## Begin Raw data

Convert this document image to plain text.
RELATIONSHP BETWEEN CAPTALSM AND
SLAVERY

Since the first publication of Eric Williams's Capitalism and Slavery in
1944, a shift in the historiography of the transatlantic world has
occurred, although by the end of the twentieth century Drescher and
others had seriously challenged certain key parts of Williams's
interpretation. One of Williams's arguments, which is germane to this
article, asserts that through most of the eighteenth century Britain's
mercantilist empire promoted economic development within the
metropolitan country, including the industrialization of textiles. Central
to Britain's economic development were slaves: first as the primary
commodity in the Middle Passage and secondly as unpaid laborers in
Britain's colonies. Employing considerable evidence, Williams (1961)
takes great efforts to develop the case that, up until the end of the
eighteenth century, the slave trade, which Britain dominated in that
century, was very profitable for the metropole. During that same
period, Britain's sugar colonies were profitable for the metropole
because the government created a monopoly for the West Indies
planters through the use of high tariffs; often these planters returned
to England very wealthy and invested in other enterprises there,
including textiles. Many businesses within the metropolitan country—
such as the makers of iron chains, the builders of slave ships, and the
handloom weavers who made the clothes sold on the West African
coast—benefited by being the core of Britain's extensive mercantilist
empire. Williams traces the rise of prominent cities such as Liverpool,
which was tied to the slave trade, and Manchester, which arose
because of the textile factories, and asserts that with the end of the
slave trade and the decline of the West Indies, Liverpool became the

## End Raw data

Exercise: Give all the entries again exactly; leave none out.

Solved exercise:
Convert this document image to plain text.
RELATIONSHP BETWEEN CAPTALSM AND
SLAVERY

Since the first publication of Eric Williams's Capitalism and Slavery in
1944, a shift in the historiography of the transatlantic world has
occurred, although by the end of the twentieth century Drescher and
others had seriously challenged certain key parts of Williams's
interpretation. One of Williams's arguments, which is germane to this
article, asserts that through most of the eighteenth century Britain's
mercantilist empire promoted economic development within the
metropolitan country, including the industrialization of textiles. Central
to Britain's economic development were slaves: first as the primary
commodity in the Middle Passage and secondly as unpaid laborers in
Britain's colonies. Employing considerable evidence, Williams (1961)
takes great efforts to develop the case that, up until the end of the
eighteenth century, the slave trade, which Britain dominated in that
century, was very profitable for the metropole. During that same
period, Britain's sugar colonies were profitable for the metropole
because the government created a monopoly for the West Indies
planters through the use of high tariffs; often these planters returned
to England very wealthy and invested in other enterprises there,
including textiles. Many businesses within the metropolitan country—
such as the makers of iron chains, the builders of slave ships, and the
handloom weavers who made the clothes sold on the West African
coast—benefited by being the core of Britain's extensive mercantilist
empire. Williams traces the rise of prominent cities such as Liverpool,
which was tied to the slave trade, and Manchester, which arose
because of the textile factories, and asserts that with the end of the
slave trade and the decline of the West Indies, Liverpool became the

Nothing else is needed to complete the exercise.